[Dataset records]
::::

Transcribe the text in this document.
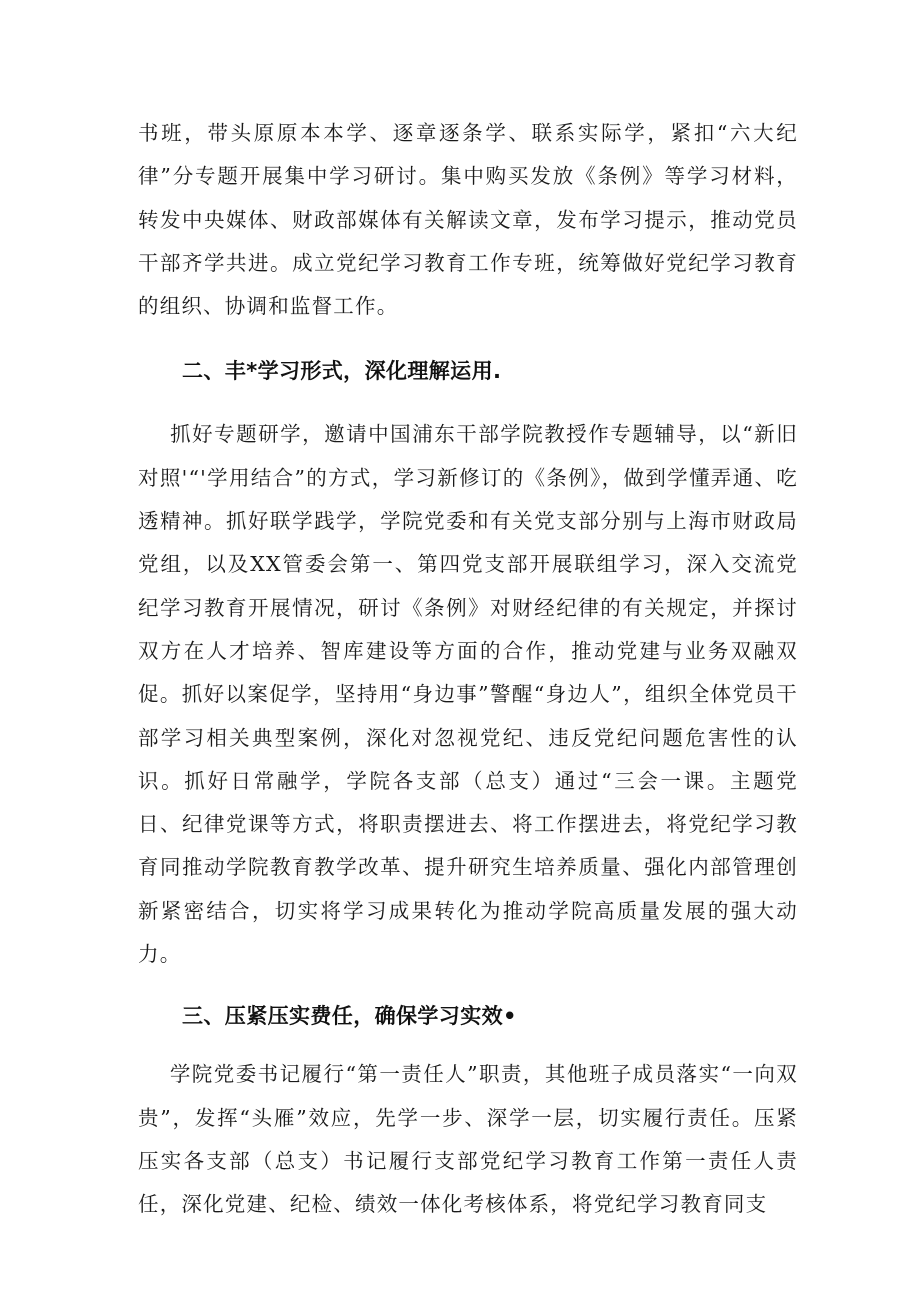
书班，带头原原本本学、逐章逐条学、联系实际学，紧扣“六大纪律”分专题开展集中学习研讨。集中购买发放《条例》等学习材料，转发中央媒体、财政部媒体有关解读文章，发布学习提示，推动党员干部齐学共进。成立党纪学习教育工作专班，统筹做好党纪学习教育的组织、协调和监督工作。

二、丰*学习形式，深化理解运用.

抓好专题研学，邀请中国浦东干部学院教授作专题辅导，以“新旧对照'“'学用结合”的方式，学习新修订的《条例》，做到学懂弄通、吃透精神。抓好联学践学，学院党委和有关党支部分别与上海市财政局党组，以及XX管委会第一、第四党支部开展联组学习，深入交流党纪学习教育开展情况，研讨《条例》对财经纪律的有关规定，并探讨双方在人才培养、智库建设等方面的合作，推动党建与业务双融双促。抓好以案促学，坚持用“身边事”警醒“身边人”，组织全体党员干部学习相关典型案例，深化对忽视党纪、违反党纪问题危害性的认识。抓好日常融学，学院各支部（总支）通过“三会一课。主题党日、纪律党课等方式，将职责摆进去、将工作摆进去，将党纪学习教育同推动学院教育教学改革、提升研究生培养质量、强化内部管理创新紧密结合，切实将学习成果转化为推动学院高质量发展的强大动力。

三、压紧压实费任，确保学习实效•

学院党委书记履行“第一责任人”职责，其他班子成员落实“一向双贵”，发挥“头雁”效应，先学一步、深学一层，切实履行责任。压紧压实各支部（总支）书记履行支部党纪学习教育工作第一责任人责任，深化党建、纪检、绩效一体化考核体系，将党纪学习教育同支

::::

TASK DETAILS —
Copy each line of the records precisely and drop any images they hold.

RESULT OF THE TASK —
Transcribe the text in this document.
书班，带头原原本本学、逐章逐条学、联系实际学，紧扣“六大纪律”分专题开展集中学习研讨。集中购买发放《条例》等学习材料，转发中央媒体、财政部媒体有关解读文章，发布学习提示，推动党员干部齐学共进。成立党纪学习教育工作专班，统筹做好党纪学习教育的组织、协调和监督工作。

二、丰*学习形式，深化理解运用.

抓好专题研学，邀请中国浦东干部学院教授作专题辅导，以“新旧对照'“'学用结合”的方式，学习新修订的《条例》，做到学懂弄通、吃透精神。抓好联学践学，学院党委和有关党支部分别与上海市财政局党组，以及XX管委会第一、第四党支部开展联组学习，深入交流党纪学习教育开展情况，研讨《条例》对财经纪律的有关规定，并探讨双方在人才培养、智库建设等方面的合作，推动党建与业务双融双促。抓好以案促学，坚持用“身边事”警醒“身边人”，组织全体党员干部学习相关典型案例，深化对忽视党纪、违反党纪问题危害性的认识。抓好日常融学，学院各支部（总支）通过“三会一课。主题党日、纪律党课等方式，将职责摆进去、将工作摆进去，将党纪学习教育同推动学院教育教学改革、提升研究生培养质量、强化内部管理创新紧密结合，切实将学习成果转化为推动学院高质量发展的强大动力。

三、压紧压实费任，确保学习实效•

学院党委书记履行“第一责任人”职责，其他班子成员落实“一向双贵”，发挥“头雁”效应，先学一步、深学一层，切实履行责任。压紧压实各支部（总支）书记履行支部党纪学习教育工作第一责任人责任，深化党建、纪检、绩效一体化考核体系，将党纪学习教育同支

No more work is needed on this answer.